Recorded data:
────────────────────

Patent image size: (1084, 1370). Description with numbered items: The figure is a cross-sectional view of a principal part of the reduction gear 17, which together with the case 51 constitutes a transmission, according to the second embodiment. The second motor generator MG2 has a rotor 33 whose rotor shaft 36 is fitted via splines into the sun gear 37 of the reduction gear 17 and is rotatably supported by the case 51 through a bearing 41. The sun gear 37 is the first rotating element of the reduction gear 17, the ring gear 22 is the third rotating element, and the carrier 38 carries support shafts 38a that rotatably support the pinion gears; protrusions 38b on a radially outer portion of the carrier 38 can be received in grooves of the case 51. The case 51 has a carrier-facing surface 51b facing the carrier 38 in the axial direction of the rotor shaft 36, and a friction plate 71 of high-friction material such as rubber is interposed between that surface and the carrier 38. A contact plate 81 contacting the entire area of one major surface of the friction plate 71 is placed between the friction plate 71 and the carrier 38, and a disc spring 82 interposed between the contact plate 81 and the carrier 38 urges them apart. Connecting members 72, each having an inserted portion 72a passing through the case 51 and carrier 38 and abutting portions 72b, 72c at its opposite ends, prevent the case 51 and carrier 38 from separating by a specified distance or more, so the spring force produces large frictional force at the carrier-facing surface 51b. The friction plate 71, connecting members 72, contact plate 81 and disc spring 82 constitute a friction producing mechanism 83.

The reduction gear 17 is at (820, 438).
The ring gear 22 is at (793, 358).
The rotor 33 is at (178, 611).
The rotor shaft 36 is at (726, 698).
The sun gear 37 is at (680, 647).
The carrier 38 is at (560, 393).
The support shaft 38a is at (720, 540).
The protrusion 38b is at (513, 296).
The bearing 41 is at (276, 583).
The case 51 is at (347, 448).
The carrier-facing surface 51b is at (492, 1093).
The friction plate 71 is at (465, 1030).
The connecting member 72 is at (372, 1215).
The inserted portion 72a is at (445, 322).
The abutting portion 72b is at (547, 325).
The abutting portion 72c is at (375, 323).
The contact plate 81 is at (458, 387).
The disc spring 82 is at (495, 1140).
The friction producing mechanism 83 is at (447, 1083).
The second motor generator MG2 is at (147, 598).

────────────────────

_Task statement_. Please copy the material above line for line, changing nothing.

_Written answer_.
Patent image size: (1084, 1370). Description with numbered items: The figure is a cross-sectional view of a principal part of the reduction gear 17, which together with the case 51 constitutes a transmission, according to the second embodiment. The second motor generator MG2 has a rotor 33 whose rotor shaft 36 is fitted via splines into the sun gear 37 of the reduction gear 17 and is rotatably supported by the case 51 through a bearing 41. The sun gear 37 is the first rotating element of the reduction gear 17, the ring gear 22 is the third rotating element, and the carrier 38 carries support shafts 38a that rotatably support the pinion gears; protrusions 38b on a radially outer portion of the carrier 38 can be received in grooves of the case 51. The case 51 has a carrier-facing surface 51b facing the carrier 38 in the axial direction of the rotor shaft 36, and a friction plate 71 of high-friction material such as rubber is interposed between that surface and the carrier 38. A contact plate 81 contacting the entire area of one major surface of the friction plate 71 is placed between the friction plate 71 and the carrier 38, and a disc spring 82 interposed between the contact plate 81 and the carrier 38 urges them apart. Connecting members 72, each having an inserted portion 72a passing through the case 51 and carrier 38 and abutting portions 72b, 72c at its opposite ends, prevent the case 51 and carrier 38 from separating by a specified distance or more, so the spring force produces large frictional force at the carrier-facing surface 51b. The friction plate 71, connecting members 72, contact plate 81 and disc spring 82 constitute a friction producing mechanism 83.

The reduction gear 17 is at (820, 438).
The ring gear 22 is at (793, 358).
The rotor 33 is at (178, 611).
The rotor shaft 36 is at (726, 698).
The sun gear 37 is at (680, 647).
The carrier 38 is at (560, 393).
The support shaft 38a is at (720, 540).
The protrusion 38b is at (513, 296).
The bearing 41 is at (276, 583).
The case 51 is at (347, 448).
The carrier-facing surface 51b is at (492, 1093).
The friction plate 71 is at (465, 1030).
The connecting member 72 is at (372, 1215).
The inserted portion 72a is at (445, 322).
The abutting portion 72b is at (547, 325).
The abutting portion 72c is at (375, 323).
The contact plate 81 is at (458, 387).
The disc spring 82 is at (495, 1140).
The friction producing mechanism 83 is at (447, 1083).
The second motor generator MG2 is at (147, 598).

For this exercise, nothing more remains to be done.